= EXERCISE PROMPT =
Images excluded, repeat each entry below exactly.

— Start of PROVIDED ENTRIES —

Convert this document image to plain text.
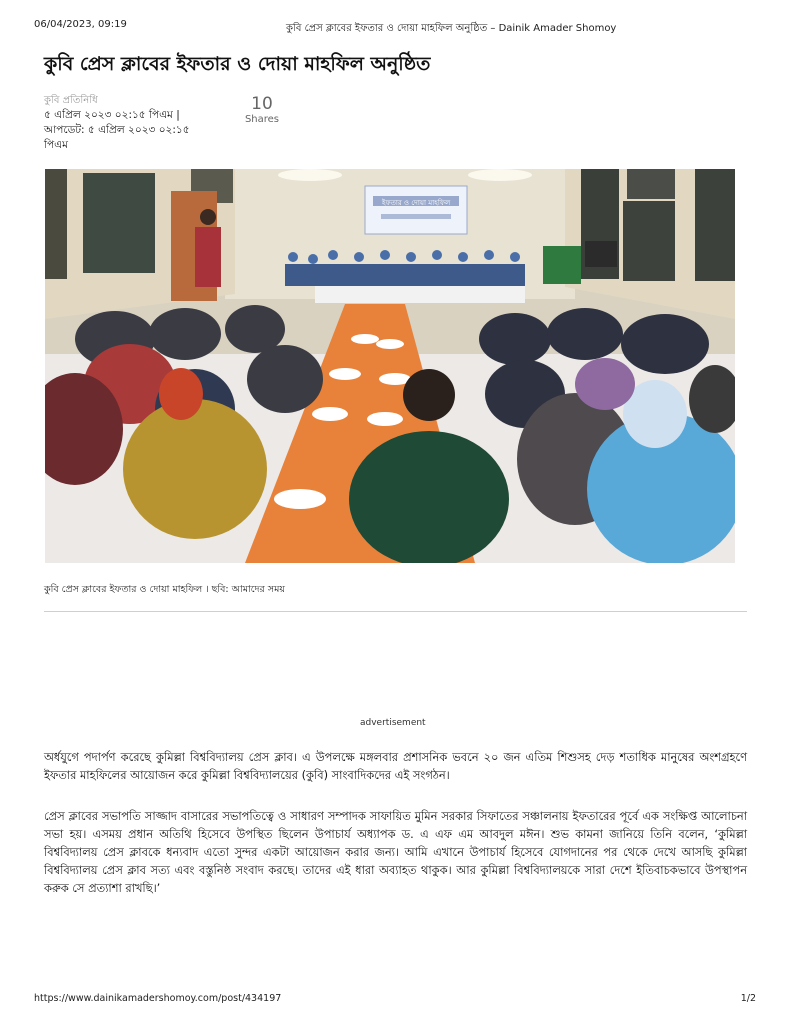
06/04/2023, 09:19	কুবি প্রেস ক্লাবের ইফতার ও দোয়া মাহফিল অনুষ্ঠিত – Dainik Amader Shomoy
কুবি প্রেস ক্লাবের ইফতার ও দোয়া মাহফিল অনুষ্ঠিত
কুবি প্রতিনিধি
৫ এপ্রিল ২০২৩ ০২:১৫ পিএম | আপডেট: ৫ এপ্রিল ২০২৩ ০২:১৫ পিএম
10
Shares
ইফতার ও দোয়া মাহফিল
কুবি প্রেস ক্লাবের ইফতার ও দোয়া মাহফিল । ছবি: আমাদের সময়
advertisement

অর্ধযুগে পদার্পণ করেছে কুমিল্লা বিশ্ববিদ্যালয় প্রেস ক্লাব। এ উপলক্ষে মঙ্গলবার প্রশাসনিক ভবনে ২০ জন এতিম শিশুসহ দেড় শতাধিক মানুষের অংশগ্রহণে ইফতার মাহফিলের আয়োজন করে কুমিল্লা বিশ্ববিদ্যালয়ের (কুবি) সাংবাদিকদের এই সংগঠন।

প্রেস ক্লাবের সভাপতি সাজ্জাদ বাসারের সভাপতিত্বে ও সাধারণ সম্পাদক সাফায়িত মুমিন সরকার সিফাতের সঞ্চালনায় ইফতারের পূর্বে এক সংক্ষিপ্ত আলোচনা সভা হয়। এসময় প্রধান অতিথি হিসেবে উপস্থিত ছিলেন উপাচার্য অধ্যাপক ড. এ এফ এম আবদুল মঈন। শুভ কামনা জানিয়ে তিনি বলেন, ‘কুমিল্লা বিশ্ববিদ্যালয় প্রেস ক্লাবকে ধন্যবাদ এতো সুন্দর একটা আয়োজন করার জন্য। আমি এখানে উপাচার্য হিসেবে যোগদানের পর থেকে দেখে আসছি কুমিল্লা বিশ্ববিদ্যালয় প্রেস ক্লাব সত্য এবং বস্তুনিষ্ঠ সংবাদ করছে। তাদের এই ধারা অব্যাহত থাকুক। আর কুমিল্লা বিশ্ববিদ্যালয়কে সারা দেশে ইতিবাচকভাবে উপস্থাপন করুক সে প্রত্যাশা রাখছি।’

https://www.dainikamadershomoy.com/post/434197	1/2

— End of PROVIDED ENTRIES —

= REPLY =
Convert this document image to plain text.
06/04/2023, 09:19	কুবি প্রেস ক্লাবের ইফতার ও দোয়া মাহফিল অনুষ্ঠিত – Dainik Amader Shomoy
কুবি প্রেস ক্লাবের ইফতার ও দোয়া মাহফিল অনুষ্ঠিত
কুবি প্রতিনিধি
৫ এপ্রিল ২০২৩ ০২:১৫ পিএম | আপডেট: ৫ এপ্রিল ২০২৩ ০২:১৫ পিএম
10
Shares
ইফতার ও দোয়া মাহফিল
কুবি প্রেস ক্লাবের ইফতার ও দোয়া মাহফিল । ছবি: আমাদের সময়
advertisement

অর্ধযুগে পদার্পণ করেছে কুমিল্লা বিশ্ববিদ্যালয় প্রেস ক্লাব। এ উপলক্ষে মঙ্গলবার প্রশাসনিক ভবনে ২০ জন এতিম শিশুসহ দেড় শতাধিক মানুষের অংশগ্রহণে ইফতার মাহফিলের আয়োজন করে কুমিল্লা বিশ্ববিদ্যালয়ের (কুবি) সাংবাদিকদের এই সংগঠন।

প্রেস ক্লাবের সভাপতি সাজ্জাদ বাসারের সভাপতিত্বে ও সাধারণ সম্পাদক সাফায়িত মুমিন সরকার সিফাতের সঞ্চালনায় ইফতারের পূর্বে এক সংক্ষিপ্ত আলোচনা সভা হয়। এসময় প্রধান অতিথি হিসেবে উপস্থিত ছিলেন উপাচার্য অধ্যাপক ড. এ এফ এম আবদুল মঈন। শুভ কামনা জানিয়ে তিনি বলেন, ‘কুমিল্লা বিশ্ববিদ্যালয় প্রেস ক্লাবকে ধন্যবাদ এতো সুন্দর একটা আয়োজন করার জন্য। আমি এখানে উপাচার্য হিসেবে যোগদানের পর থেকে দেখে আসছি কুমিল্লা বিশ্ববিদ্যালয় প্রেস ক্লাব সত্য এবং বস্তুনিষ্ঠ সংবাদ করছে। তাদের এই ধারা অব্যাহত থাকুক। আর কুমিল্লা বিশ্ববিদ্যালয়কে সারা দেশে ইতিবাচকভাবে উপস্থাপন করুক সে প্রত্যাশা রাখছি।’

https://www.dainikamadershomoy.com/post/434197	1/2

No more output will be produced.